* **Consigne**: Dites si chacun des énoncés suivants concorde avec le passage choisi, en répondant par oui ou par non et en citant textuellement les mots du passage qui tranchent. 1. Le yod placé au milieu du mot yekhasyoumou est explétif. 2. Les « bons » ont été précipités puis remontés plusieurs fois. 3. Le yod initial de yekhasyoumou indique que le verbe est au futur.

Les ont couverts (yekhasyoumou)
Comme yekhassoum, le yod situé au milieu du mot étant explétif, comme souvent dans le texte : « et que ton gros bétail et ton menu bétail ne se multiplient (yirbeyoun) » (Devarim 8, 13), « ils s’abreuveront (yirweyoun) de l’abondance de ta maison » (Tehilim 36, 9). Quant au yod initial, il signifie que le verbe est au futur et qu’il faut comprendre qu’ils ont été noyés dans la mer des Joncs de façon que les eaux reviennent et les recouvrent. Le mot yekhasyoumou ne se trouve avec une telle ponctuation nulle part ailleurs dans le texte, lequel aurait dû porter yekhasyoumo avec un ‘holam
Comme une pierre
Alors que plus loin « ils se sont enfoncés comme du plomb » (verset 10) et qu’elle « les a dévorés comme du chaume » (verset 7). Les « méchants » ont été, comme du chaume, précipités puis remontés plusieurs fois, les hommes « moyens » ont été comme de la pierre, et les « bons » se sont enfoncés aussitôt comme du plomb (Mekhilta)
15,6
Ta droite, Seigneur, est insigne par la puissance; Ta droite, Seigneur, écrase l'ennemi.
Ta droite … ta droite
Deux fois. Quand Israël accomplit la volonté du Saint béni soit-Il, la gauche devient la droite (Mekhilta)
Ta droite
… pour sauver Israël, « et ta seconde droite écrase l’ennemi ». Il me semble, quant à moi, que c’est la même main droite qui écrase l’ennemi, alors qu’il est impossible à un homme d’accomplir deux tâches d’une seule main. Quant au sens littéral, il est le suivant : Ta main droite qui est « exaltée de force », que fait-elle ? Ta main droite est celle qui « écrase l’ennemi ». On trouve dans le texte beaucoup d’exemples du même type : « Car voici tes ennemis, Hachem, car voici que tes ennemis périront » (Tehilim 92, 10), « jusqu’à quand les méchants, Hachem, jusqu’à quand les méchants triompheront-ils ? » (Tehilim 94, 3), « les rivières ont élevé, Hachem, les rivières ont élevé leur voix » (Tehilim 93, 3), « pas à nous, Hachem, pas à nous » (Tehilim 115, 1), « Je répondrai, parole de Hachem, je répondrai aux cieux » (Hoché‘a 2, 23), « je suis pour Hachem, je vais chanter » (Choftim 5, 3), « si Hachem n’avait été pour nous […] si Hachem n’avait été pour nous quand l’homme se dresse contre nous » (Tehilim 124, 1), « réveille-toi, réveille-toi, Dévora, réveille-toi, réveille-toi, prononce un cantique » (Choftim 5, 12), « le pied la foulera, les pieds des pauvres » (Yecha’ya 26, 6), « Il a donné leur pays en héritage, […] en héritage à Israël Son serviteur » (Tehilim 136, 21-22)

* **Données brutes**:

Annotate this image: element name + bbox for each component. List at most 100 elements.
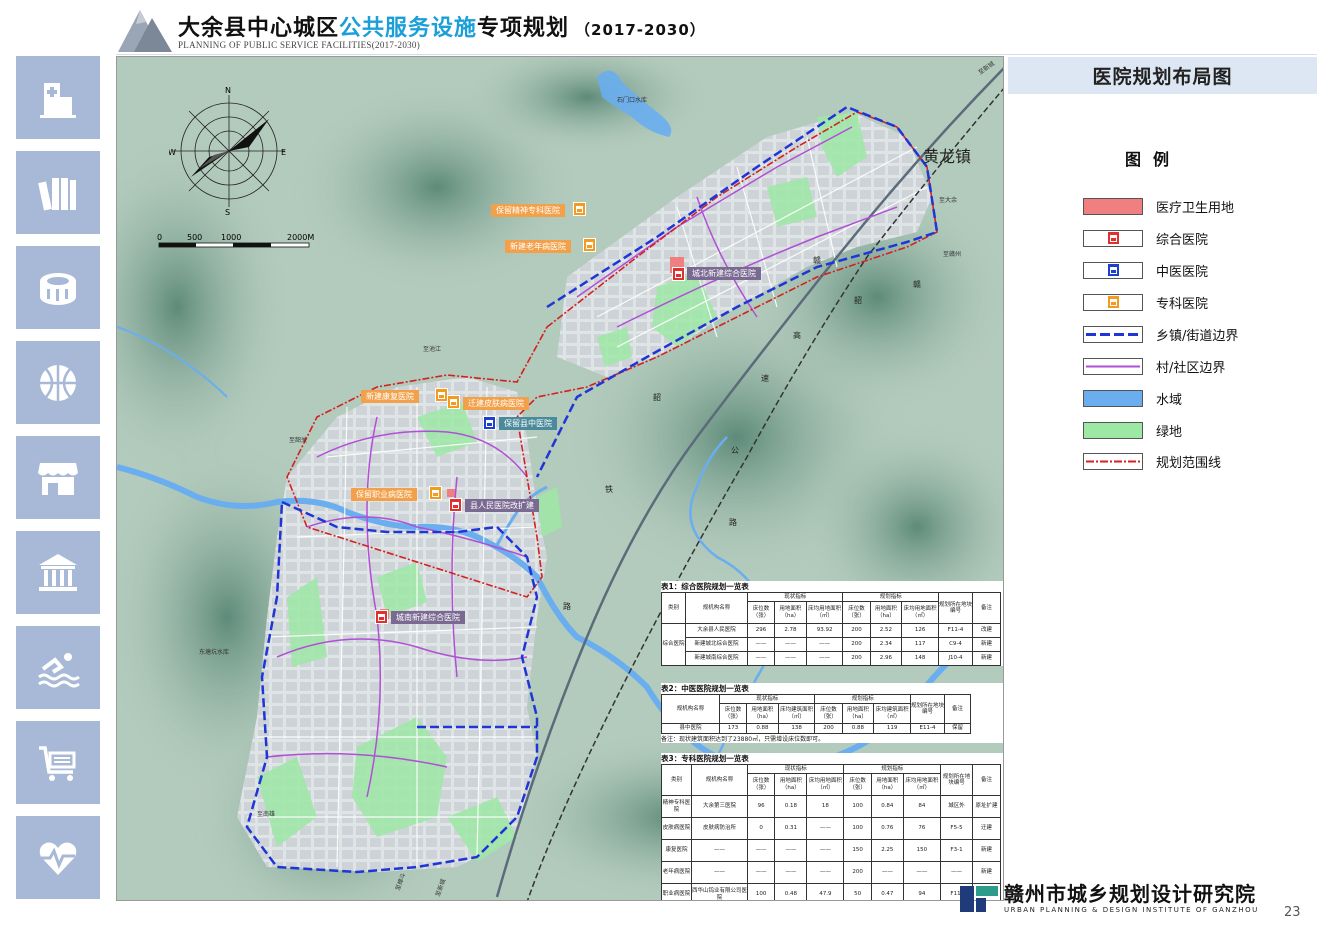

* **Corrigé détaillé**:
1. Oui : « le yod situé au milieu du mot étant explétif ».
2. Non : « les « bons » se sont enfoncés aussitôt comme du plomb ».
3. Oui : « il signifie que le verbe est au futur ».